Recast the rows below as a JSON list of strings, with one string per row and blank lines omitted, starting at the first row and ending with the row that contains "volume-tick-label: 2.5 — [935, 426, 956, 441]".

>> Begin Records provided

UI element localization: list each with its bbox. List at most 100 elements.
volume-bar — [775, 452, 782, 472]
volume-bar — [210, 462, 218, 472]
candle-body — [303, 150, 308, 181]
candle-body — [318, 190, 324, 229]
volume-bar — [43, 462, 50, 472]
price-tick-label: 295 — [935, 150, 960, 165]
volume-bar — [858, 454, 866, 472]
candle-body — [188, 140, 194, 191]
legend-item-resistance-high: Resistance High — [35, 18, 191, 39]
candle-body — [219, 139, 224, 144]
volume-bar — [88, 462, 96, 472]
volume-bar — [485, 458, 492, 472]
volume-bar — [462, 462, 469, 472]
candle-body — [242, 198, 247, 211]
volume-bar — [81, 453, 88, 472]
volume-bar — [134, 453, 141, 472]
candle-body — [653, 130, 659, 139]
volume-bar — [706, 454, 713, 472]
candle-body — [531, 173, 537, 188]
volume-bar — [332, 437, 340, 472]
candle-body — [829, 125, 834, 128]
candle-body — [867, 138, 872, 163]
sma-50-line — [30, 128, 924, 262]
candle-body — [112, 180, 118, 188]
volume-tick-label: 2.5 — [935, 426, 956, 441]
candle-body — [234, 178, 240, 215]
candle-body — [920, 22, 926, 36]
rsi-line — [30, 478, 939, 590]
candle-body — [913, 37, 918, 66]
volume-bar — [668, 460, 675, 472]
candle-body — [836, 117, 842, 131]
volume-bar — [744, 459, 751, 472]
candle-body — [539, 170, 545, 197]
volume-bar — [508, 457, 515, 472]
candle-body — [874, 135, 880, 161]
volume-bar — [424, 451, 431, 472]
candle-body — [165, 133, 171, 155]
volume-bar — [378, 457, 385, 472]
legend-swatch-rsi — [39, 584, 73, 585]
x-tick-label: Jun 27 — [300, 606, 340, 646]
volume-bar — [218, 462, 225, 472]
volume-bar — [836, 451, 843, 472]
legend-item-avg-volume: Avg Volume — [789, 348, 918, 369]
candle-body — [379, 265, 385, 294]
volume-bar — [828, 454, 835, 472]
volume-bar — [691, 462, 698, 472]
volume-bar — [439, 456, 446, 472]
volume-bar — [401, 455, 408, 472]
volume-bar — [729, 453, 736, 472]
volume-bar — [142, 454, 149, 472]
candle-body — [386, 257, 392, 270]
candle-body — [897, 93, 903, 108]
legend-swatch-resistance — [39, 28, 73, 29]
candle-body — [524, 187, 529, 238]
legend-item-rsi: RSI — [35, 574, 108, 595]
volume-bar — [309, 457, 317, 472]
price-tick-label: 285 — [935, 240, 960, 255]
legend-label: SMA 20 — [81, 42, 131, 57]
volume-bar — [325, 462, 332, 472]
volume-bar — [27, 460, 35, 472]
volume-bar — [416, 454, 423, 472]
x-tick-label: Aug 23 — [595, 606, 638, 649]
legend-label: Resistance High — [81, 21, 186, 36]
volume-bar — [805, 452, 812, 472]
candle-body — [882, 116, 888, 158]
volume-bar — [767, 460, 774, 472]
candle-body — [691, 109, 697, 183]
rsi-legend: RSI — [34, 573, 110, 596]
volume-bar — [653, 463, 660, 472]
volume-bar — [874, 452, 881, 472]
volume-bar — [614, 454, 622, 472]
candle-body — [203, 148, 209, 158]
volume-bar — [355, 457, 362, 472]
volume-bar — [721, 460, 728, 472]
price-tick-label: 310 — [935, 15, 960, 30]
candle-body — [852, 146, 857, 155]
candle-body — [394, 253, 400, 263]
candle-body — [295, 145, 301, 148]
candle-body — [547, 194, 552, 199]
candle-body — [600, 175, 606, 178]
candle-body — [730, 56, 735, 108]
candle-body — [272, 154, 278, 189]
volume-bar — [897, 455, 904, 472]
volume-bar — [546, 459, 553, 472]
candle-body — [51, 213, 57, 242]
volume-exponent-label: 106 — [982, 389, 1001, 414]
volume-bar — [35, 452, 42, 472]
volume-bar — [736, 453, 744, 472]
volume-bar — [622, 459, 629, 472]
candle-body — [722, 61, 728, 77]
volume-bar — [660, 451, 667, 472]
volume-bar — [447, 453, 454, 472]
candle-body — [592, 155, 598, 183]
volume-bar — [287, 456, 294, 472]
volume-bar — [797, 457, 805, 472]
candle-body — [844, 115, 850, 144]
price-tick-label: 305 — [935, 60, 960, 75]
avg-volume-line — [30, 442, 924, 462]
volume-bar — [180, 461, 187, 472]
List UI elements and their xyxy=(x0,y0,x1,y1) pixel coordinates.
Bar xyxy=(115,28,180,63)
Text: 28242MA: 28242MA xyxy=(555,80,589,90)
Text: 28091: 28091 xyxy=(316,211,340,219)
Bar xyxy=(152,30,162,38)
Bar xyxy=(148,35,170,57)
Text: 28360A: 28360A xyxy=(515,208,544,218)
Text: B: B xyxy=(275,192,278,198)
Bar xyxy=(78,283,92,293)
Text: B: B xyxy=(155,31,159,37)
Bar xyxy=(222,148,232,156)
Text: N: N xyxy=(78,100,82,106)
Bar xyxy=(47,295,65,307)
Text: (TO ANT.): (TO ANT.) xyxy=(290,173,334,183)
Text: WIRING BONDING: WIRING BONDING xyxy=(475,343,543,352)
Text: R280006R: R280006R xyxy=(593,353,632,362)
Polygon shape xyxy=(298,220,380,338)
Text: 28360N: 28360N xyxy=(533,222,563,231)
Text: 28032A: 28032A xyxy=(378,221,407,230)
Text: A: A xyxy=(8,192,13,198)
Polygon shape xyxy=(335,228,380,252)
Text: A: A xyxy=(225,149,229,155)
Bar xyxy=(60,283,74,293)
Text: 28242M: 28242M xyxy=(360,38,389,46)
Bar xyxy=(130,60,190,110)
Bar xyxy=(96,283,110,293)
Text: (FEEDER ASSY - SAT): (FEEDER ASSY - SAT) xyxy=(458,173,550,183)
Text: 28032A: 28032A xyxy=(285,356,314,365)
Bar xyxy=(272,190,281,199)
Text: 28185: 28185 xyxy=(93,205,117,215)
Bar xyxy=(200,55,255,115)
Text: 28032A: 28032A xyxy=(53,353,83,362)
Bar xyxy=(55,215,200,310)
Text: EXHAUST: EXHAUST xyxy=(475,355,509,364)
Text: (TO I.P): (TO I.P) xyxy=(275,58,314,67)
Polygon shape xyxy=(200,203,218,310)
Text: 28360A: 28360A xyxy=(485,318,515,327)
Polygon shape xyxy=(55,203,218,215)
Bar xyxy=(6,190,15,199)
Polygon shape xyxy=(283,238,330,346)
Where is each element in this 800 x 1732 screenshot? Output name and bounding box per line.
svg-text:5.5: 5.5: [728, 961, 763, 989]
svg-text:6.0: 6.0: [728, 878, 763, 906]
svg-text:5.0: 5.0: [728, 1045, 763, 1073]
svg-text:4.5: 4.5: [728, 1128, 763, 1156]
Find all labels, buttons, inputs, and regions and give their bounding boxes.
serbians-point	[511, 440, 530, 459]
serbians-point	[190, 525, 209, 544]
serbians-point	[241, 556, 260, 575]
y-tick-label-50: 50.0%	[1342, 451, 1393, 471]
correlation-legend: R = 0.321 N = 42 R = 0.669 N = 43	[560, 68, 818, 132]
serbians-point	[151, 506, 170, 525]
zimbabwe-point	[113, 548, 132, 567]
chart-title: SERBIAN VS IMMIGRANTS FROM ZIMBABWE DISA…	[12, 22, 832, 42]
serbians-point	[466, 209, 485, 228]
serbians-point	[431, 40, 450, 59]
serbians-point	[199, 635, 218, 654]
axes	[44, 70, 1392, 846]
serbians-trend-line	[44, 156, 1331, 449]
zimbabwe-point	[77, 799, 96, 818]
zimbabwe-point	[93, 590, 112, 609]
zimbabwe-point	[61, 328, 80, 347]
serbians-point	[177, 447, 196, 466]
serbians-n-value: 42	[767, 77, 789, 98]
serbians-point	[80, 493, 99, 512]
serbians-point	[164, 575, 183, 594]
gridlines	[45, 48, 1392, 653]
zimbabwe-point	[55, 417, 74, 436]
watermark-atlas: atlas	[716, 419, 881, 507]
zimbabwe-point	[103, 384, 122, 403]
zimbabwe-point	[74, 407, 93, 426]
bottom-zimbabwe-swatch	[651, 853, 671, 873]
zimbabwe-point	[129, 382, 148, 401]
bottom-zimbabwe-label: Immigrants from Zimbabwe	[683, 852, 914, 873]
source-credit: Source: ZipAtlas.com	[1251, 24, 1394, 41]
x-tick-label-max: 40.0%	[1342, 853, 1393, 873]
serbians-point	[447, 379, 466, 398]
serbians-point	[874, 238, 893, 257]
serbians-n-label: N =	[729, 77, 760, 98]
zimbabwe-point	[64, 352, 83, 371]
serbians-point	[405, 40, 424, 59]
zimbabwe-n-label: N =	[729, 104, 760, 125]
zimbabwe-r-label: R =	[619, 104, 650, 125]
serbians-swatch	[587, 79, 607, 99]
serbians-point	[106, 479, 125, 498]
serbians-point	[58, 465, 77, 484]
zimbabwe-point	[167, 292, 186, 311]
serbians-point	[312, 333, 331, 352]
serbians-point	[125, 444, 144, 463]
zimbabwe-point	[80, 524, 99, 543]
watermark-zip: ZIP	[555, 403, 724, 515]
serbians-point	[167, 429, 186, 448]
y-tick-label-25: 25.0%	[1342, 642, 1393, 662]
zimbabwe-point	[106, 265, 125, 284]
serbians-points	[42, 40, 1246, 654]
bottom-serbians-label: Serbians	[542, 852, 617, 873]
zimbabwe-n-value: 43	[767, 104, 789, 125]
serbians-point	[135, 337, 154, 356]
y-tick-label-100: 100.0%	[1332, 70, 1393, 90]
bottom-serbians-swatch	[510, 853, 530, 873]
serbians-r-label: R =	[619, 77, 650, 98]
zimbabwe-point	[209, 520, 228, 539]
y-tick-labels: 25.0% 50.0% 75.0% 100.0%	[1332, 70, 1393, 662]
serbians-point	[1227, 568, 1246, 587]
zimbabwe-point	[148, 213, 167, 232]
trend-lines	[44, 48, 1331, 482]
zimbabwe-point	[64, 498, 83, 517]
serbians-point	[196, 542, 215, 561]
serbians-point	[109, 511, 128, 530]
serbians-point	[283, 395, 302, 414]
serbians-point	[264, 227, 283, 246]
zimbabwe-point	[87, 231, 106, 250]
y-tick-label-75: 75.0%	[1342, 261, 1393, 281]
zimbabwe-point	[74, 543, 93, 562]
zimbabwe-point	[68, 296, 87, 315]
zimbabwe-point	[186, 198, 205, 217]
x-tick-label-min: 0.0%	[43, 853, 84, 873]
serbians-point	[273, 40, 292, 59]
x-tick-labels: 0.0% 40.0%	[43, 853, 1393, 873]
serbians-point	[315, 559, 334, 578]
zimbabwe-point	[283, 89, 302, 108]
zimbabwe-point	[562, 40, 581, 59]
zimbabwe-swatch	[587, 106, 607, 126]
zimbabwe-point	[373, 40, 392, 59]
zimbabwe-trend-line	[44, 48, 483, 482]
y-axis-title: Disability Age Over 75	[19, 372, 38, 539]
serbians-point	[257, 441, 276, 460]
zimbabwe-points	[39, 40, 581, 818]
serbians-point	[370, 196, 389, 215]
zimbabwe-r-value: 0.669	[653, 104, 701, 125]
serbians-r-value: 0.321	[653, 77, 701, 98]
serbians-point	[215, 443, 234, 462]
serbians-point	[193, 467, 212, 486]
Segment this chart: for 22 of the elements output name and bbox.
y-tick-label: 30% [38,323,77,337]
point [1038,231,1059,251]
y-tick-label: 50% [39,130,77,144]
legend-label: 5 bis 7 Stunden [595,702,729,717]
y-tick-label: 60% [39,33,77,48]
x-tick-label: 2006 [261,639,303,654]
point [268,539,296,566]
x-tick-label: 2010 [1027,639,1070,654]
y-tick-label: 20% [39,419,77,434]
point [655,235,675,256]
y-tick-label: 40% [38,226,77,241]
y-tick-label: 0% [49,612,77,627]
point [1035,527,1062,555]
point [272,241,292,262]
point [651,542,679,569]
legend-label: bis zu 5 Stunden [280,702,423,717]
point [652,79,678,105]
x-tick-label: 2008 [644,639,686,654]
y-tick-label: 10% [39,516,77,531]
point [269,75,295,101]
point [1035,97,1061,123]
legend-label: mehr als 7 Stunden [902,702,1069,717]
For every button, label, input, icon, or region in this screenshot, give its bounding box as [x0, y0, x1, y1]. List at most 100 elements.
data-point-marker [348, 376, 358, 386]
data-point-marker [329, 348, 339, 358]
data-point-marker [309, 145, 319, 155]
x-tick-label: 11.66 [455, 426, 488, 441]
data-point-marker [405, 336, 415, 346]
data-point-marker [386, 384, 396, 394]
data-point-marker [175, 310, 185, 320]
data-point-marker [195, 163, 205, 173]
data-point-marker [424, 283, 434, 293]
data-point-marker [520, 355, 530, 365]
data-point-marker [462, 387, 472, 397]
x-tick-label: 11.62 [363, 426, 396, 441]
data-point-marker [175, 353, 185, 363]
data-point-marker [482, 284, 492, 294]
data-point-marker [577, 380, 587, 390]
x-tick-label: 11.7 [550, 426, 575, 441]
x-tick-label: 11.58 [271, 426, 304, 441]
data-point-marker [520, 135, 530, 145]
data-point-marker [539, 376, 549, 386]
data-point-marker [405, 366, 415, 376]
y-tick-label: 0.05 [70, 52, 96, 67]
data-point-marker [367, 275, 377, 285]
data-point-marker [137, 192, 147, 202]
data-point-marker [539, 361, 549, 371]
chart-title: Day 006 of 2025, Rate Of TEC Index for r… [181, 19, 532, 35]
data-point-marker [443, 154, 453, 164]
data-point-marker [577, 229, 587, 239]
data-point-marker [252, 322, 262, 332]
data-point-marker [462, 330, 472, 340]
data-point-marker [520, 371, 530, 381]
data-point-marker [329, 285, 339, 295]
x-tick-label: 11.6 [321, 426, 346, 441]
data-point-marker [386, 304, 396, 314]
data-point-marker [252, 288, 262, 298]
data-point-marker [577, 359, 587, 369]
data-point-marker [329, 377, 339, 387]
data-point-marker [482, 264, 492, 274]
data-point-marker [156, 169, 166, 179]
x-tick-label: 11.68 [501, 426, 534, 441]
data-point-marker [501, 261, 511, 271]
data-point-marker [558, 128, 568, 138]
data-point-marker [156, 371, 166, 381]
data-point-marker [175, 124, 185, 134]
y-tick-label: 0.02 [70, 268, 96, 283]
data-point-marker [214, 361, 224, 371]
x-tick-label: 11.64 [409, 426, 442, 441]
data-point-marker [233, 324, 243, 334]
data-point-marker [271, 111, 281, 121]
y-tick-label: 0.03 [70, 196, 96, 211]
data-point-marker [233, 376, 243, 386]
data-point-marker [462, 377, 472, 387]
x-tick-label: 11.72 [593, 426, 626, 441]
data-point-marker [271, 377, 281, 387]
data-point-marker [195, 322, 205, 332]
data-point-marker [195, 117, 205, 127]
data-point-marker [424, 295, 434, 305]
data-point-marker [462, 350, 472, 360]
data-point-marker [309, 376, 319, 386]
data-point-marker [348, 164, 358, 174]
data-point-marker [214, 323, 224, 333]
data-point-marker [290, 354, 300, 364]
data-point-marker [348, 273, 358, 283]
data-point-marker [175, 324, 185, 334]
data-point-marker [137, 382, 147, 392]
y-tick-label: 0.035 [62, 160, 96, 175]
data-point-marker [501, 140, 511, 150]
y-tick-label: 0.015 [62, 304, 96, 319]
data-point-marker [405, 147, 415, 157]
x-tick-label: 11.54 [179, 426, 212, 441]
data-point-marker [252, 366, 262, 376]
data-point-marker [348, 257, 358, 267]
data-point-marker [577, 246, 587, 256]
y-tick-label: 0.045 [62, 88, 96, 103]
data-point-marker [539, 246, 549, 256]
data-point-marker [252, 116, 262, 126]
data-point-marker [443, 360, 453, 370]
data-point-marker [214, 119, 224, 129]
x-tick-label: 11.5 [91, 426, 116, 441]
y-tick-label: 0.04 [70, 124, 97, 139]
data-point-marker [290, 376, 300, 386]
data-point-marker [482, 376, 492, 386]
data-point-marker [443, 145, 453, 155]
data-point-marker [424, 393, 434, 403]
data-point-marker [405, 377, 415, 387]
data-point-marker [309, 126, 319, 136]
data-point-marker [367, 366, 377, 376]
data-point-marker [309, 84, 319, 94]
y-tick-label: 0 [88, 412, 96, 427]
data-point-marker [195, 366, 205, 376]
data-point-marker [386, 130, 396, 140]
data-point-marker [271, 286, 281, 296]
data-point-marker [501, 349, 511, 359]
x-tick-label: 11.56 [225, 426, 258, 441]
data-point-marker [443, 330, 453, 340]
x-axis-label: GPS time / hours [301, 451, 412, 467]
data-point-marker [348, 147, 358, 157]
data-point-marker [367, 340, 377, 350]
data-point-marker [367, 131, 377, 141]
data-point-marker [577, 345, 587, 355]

>> End Records provided

**Response:**
[
  "UI element localization: list each with its bbox. List at most 100 elements.",
  "volume-bar — [775, 452, 782, 472]",
  "volume-bar — [210, 462, 218, 472]",
  "candle-body — [303, 150, 308, 181]",
  "candle-body — [318, 190, 324, 229]",
  "volume-bar — [43, 462, 50, 472]",
  "price-tick-label: 295 — [935, 150, 960, 165]",
  "volume-bar — [858, 454, 866, 472]",
  "candle-body — [188, 140, 194, 191]",
  "legend-item-resistance-high: Resistance High — [35, 18, 191, 39]",
  "candle-body — [219, 139, 224, 144]",
  "volume-bar — [88, 462, 96, 472]",
  "volume-bar — [485, 458, 492, 472]",
  "volume-bar — [462, 462, 469, 472]",
  "candle-body — [242, 198, 247, 211]",
  "volume-bar — [81, 453, 88, 472]",
  "volume-bar — [134, 453, 141, 472]",
  "candle-body — [653, 130, 659, 139]",
  "volume-bar — [706, 454, 713, 472]",
  "candle-body — [531, 173, 537, 188]",
  "volume-bar — [332, 437, 340, 472]",
  "candle-body — [829, 125, 834, 128]",
  "candle-body — [867, 138, 872, 163]",
  "sma-50-line — [30, 128, 924, 262]",
  "candle-body — [112, 180, 118, 188]",
  "volume-tick-label: 2.5 — [935, 426, 956, 441]"
]